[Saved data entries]
--- Begin ---
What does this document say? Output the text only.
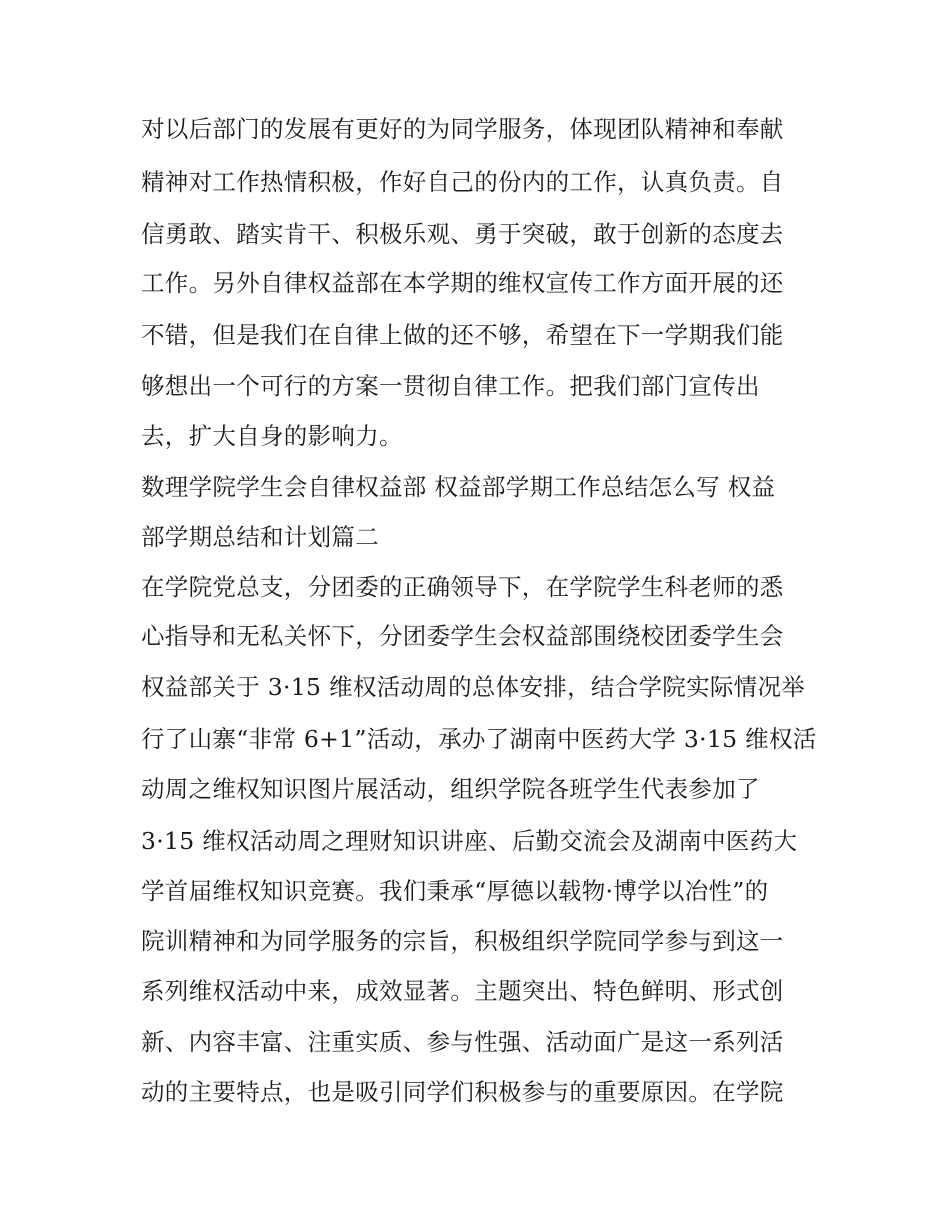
对以后部门的发展有更好的为同学服务，体现团队精神和奉献
精神对工作热情积极，作好自己的份内的工作，认真负责。自
信勇敢、踏实肯干、积极乐观、勇于突破，敢于创新的态度去
工作。另外自律权益部在本学期的维权宣传工作方面开展的还
不错，但是我们在自律上做的还不够，希望在下一学期我们能
够想出一个可行的方案一贯彻自律工作。把我们部门宣传出
去，扩大自身的影响力。
数理学院学生会自律权益部 权益部学期工作总结怎么写 权益
部学期总结和计划篇二
在学院党总支，分团委的正确领导下，在学院学生科老师的悉
心指导和无私关怀下，分团委学生会权益部围绕校团委学生会
权益部关于 3·15 维权活动周的总体安排，结合学院实际情况举
行了山寨“非常 6+1”活动，承办了湖南中医药大学 3·15 维权活
动周之维权知识图片展活动，组织学院各班学生代表参加了
3·15 维权活动周之理财知识讲座、后勤交流会及湖南中医药大
学首届维权知识竞赛。我们秉承“厚德以载物·博学以冶性”的
院训精神和为同学服务的宗旨，积极组织学院同学参与到这一
系列维权活动中来，成效显著。主题突出、特色鲜明、形式创
新、内容丰富、注重实质、参与性强、活动面广是这一系列活
动的主要特点，也是吸引同学们积极参与的重要原因。在学院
--- End ---
— Job —
The records above must be transcribed exactly. Pictures are left out of the copy.

— Problem solution —
What does this document say? Output the text only.
对以后部门的发展有更好的为同学服务，体现团队精神和奉献
精神对工作热情积极，作好自己的份内的工作，认真负责。自
信勇敢、踏实肯干、积极乐观、勇于突破，敢于创新的态度去
工作。另外自律权益部在本学期的维权宣传工作方面开展的还
不错，但是我们在自律上做的还不够，希望在下一学期我们能
够想出一个可行的方案一贯彻自律工作。把我们部门宣传出
去，扩大自身的影响力。
数理学院学生会自律权益部 权益部学期工作总结怎么写 权益
部学期总结和计划篇二
在学院党总支，分团委的正确领导下，在学院学生科老师的悉
心指导和无私关怀下，分团委学生会权益部围绕校团委学生会
权益部关于 3·15 维权活动周的总体安排，结合学院实际情况举
行了山寨“非常 6+1”活动，承办了湖南中医药大学 3·15 维权活
动周之维权知识图片展活动，组织学院各班学生代表参加了
3·15 维权活动周之理财知识讲座、后勤交流会及湖南中医药大
学首届维权知识竞赛。我们秉承“厚德以载物·博学以冶性”的
院训精神和为同学服务的宗旨，积极组织学院同学参与到这一
系列维权活动中来，成效显著。主题突出、特色鲜明、形式创
新、内容丰富、注重实质、参与性强、活动面广是这一系列活
动的主要特点，也是吸引同学们积极参与的重要原因。在学院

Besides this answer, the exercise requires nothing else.